• _Collection entries_
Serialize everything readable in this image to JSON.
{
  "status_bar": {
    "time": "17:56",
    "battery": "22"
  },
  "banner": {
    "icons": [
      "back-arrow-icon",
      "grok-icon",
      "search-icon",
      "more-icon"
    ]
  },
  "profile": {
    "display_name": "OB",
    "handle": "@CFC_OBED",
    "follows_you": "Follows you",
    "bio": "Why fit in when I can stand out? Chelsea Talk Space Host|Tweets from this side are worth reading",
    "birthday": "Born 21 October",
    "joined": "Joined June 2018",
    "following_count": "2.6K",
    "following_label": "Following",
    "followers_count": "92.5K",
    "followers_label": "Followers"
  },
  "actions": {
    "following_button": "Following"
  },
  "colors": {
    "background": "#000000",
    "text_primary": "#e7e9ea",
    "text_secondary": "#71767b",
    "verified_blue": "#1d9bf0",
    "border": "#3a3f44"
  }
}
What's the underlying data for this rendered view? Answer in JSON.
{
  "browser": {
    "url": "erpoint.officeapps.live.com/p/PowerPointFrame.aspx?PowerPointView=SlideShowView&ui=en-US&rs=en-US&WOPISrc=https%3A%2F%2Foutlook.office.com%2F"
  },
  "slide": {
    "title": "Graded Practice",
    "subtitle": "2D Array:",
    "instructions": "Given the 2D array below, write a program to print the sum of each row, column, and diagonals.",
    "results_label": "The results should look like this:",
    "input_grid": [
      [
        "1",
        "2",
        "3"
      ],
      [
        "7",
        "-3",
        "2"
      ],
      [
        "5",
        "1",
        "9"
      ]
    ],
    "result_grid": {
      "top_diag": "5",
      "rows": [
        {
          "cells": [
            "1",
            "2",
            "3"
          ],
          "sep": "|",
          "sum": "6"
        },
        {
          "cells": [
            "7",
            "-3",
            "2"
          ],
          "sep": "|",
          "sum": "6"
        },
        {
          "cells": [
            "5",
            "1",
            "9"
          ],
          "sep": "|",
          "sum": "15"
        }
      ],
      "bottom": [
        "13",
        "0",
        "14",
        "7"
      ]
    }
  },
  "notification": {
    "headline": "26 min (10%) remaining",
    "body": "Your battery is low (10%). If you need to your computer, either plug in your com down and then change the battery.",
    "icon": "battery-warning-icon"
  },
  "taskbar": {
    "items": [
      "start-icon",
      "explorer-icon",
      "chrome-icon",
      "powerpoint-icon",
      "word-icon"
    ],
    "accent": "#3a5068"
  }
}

• _THE REQUEST_
Every line of the data above should be reproduced word for word.

• _EXERCISE RESPONSE_
Serialize everything readable in this image to JSON.
{
  "status_bar": {
    "time": "17:56",
    "battery": "22"
  },
  "banner": {
    "icons": [
      "back-arrow-icon",
      "grok-icon",
      "search-icon",
      "more-icon"
    ]
  },
  "profile": {
    "display_name": "OB",
    "handle": "@CFC_OBED",
    "follows_you": "Follows you",
    "bio": "Why fit in when I can stand out? Chelsea Talk Space Host|Tweets from this side are worth reading",
    "birthday": "Born 21 October",
    "joined": "Joined June 2018",
    "following_count": "2.6K",
    "following_label": "Following",
    "followers_count": "92.5K",
    "followers_label": "Followers"
  },
  "actions": {
    "following_button": "Following"
  },
  "colors": {
    "background": "#000000",
    "text_primary": "#e7e9ea",
    "text_secondary": "#71767b",
    "verified_blue": "#1d9bf0",
    "border": "#3a3f44"
  }
}
What's the underlying data for this rendered view? Answer in JSON.
{
  "browser": {
    "url": "erpoint.officeapps.live.com/p/PowerPointFrame.aspx?PowerPointView=SlideShowView&ui=en-US&rs=en-US&WOPISrc=https%3A%2F%2Foutlook.office.com%2F"
  },
  "slide": {
    "title": "Graded Practice",
    "subtitle": "2D Array:",
    "instructions": "Given the 2D array below, write a program to print the sum of each row, column, and diagonals.",
    "results_label": "The results should look like this:",
    "input_grid": [
      [
        "1",
        "2",
        "3"
      ],
      [
        "7",
        "-3",
        "2"
      ],
      [
        "5",
        "1",
        "9"
      ]
    ],
    "result_grid": {
      "top_diag": "5",
      "rows": [
        {
          "cells": [
            "1",
            "2",
            "3"
          ],
          "sep": "|",
          "sum": "6"
        },
        {
          "cells": [
            "7",
            "-3",
            "2"
          ],
          "sep": "|",
          "sum": "6"
        },
        {
          "cells": [
            "5",
            "1",
            "9"
          ],
          "sep": "|",
          "sum": "15"
        }
      ],
      "bottom": [
        "13",
        "0",
        "14",
        "7"
      ]
    }
  },
  "notification": {
    "headline": "26 min (10%) remaining",
    "body": "Your battery is low (10%). If you need to your computer, either plug in your com down and then change the battery.",
    "icon": "battery-warning-icon"
  },
  "taskbar": {
    "items": [
      "start-icon",
      "explorer-icon",
      "chrome-icon",
      "powerpoint-icon",
      "word-icon"
    ],
    "accent": "#3a5068"
  }
}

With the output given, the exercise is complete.